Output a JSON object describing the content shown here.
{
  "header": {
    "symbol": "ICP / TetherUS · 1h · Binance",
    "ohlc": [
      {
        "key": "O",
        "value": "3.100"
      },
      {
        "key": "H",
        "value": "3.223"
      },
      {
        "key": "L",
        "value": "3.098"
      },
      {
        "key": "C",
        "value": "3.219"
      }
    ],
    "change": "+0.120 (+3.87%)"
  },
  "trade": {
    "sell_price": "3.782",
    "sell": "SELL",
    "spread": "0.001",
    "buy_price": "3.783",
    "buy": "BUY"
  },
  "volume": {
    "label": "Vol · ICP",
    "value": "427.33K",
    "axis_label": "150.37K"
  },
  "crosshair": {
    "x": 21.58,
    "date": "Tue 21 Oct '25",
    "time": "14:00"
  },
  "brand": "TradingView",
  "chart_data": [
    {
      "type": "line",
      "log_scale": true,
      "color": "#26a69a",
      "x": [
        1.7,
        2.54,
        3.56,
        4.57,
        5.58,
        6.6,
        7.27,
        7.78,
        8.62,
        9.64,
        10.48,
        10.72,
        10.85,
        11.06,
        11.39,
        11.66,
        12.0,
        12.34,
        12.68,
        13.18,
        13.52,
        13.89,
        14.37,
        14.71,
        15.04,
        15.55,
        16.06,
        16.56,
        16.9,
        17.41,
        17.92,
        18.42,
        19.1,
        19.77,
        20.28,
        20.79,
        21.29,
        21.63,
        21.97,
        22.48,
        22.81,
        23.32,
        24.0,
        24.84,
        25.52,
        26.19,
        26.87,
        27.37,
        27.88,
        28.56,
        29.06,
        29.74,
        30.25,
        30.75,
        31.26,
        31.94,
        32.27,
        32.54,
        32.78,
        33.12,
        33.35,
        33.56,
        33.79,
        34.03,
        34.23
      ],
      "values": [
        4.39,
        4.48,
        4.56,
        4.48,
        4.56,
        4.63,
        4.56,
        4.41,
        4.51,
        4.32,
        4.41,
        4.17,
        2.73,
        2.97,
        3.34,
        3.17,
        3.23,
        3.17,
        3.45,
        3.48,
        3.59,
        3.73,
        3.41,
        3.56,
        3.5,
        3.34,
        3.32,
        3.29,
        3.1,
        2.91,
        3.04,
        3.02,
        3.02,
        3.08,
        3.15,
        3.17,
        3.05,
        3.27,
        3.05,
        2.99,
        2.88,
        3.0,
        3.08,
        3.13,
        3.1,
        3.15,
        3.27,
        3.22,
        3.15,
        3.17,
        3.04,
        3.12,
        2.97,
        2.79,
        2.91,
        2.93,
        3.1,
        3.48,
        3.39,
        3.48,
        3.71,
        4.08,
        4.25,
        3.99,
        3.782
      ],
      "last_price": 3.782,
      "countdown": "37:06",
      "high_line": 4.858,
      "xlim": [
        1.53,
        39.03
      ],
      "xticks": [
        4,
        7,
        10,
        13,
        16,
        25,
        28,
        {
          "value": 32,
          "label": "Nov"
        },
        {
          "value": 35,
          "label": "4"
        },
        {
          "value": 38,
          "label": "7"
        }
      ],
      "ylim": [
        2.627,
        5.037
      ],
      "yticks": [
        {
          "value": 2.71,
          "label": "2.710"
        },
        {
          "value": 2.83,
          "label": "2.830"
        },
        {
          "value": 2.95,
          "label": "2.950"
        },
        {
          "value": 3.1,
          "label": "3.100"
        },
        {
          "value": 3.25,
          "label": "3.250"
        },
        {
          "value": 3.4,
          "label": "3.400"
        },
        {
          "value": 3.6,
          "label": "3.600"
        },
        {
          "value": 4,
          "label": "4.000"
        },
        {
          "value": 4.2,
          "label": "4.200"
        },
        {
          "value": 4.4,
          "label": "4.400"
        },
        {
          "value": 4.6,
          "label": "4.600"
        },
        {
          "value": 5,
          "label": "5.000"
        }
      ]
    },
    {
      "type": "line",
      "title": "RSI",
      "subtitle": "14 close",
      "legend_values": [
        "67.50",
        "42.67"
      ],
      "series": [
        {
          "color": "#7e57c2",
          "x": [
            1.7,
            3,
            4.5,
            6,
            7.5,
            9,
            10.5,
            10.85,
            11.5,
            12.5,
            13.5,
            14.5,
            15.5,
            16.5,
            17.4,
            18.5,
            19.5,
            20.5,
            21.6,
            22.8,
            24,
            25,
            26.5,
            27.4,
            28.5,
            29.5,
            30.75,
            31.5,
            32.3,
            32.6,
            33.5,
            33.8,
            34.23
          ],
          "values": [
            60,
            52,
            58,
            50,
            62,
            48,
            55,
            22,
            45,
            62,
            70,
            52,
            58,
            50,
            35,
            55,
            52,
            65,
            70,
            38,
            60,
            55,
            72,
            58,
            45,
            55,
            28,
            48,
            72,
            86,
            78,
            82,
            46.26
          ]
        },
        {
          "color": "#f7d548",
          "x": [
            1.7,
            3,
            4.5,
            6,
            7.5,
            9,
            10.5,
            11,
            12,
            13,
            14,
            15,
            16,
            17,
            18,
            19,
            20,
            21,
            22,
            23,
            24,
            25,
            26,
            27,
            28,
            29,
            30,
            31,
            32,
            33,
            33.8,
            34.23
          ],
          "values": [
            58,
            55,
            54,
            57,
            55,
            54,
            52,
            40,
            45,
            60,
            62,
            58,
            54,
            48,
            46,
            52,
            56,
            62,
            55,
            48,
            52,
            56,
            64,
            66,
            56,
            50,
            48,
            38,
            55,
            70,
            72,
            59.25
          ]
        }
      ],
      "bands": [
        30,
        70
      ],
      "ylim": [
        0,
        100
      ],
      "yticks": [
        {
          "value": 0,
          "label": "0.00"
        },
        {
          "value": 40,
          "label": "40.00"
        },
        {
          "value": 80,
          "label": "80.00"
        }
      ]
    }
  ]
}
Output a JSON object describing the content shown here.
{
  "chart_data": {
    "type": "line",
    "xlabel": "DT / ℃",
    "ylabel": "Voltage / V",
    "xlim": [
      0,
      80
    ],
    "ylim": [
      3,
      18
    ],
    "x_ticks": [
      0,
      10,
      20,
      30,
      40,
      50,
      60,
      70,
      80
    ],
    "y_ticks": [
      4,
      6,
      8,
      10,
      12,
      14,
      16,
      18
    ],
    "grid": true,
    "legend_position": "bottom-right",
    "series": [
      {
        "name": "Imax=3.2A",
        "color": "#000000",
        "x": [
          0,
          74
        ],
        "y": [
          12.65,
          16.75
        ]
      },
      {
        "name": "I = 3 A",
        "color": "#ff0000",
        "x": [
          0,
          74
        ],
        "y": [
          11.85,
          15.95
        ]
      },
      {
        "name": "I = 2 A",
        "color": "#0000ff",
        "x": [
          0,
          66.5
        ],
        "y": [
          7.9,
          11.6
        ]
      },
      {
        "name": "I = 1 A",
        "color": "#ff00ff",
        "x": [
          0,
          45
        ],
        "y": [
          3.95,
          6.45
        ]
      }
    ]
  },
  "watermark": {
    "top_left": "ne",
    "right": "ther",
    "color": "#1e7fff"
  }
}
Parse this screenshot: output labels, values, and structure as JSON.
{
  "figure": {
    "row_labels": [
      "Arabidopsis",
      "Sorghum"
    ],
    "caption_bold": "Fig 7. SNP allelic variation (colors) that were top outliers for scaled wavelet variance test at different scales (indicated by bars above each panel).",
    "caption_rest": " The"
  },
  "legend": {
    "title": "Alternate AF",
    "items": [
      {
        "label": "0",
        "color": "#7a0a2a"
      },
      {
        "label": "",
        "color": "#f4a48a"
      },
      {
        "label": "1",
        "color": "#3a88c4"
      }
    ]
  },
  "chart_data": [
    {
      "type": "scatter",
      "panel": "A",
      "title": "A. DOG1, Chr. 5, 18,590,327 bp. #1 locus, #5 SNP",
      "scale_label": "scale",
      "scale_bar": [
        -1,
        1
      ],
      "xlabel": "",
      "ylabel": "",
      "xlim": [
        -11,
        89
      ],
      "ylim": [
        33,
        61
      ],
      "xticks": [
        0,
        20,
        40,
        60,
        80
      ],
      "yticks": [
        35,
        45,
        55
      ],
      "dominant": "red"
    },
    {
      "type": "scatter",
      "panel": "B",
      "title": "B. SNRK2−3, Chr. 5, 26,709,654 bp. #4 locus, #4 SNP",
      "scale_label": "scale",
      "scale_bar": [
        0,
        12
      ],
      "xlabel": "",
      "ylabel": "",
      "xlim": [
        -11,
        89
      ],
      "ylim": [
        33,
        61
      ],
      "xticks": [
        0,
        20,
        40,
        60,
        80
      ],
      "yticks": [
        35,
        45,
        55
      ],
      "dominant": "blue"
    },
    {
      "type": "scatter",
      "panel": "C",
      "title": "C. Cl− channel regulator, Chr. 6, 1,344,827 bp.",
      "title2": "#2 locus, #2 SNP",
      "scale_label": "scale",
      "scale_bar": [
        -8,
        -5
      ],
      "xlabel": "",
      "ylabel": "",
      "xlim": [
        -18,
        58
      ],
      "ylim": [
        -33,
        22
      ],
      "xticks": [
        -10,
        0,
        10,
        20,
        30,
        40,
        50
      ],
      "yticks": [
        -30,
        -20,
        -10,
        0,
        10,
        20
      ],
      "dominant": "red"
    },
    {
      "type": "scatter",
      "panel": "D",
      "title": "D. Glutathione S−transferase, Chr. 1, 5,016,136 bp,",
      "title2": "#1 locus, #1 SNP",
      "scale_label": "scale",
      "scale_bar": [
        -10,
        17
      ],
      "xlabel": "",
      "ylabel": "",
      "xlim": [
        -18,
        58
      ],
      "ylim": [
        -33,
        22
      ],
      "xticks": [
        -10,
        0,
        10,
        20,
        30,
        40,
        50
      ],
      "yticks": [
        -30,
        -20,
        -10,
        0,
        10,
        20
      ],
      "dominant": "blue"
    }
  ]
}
━━━━
_Exercise requirements_
What is the number of lines that hold the string "locus"? Give it alone.

_Expected output_
4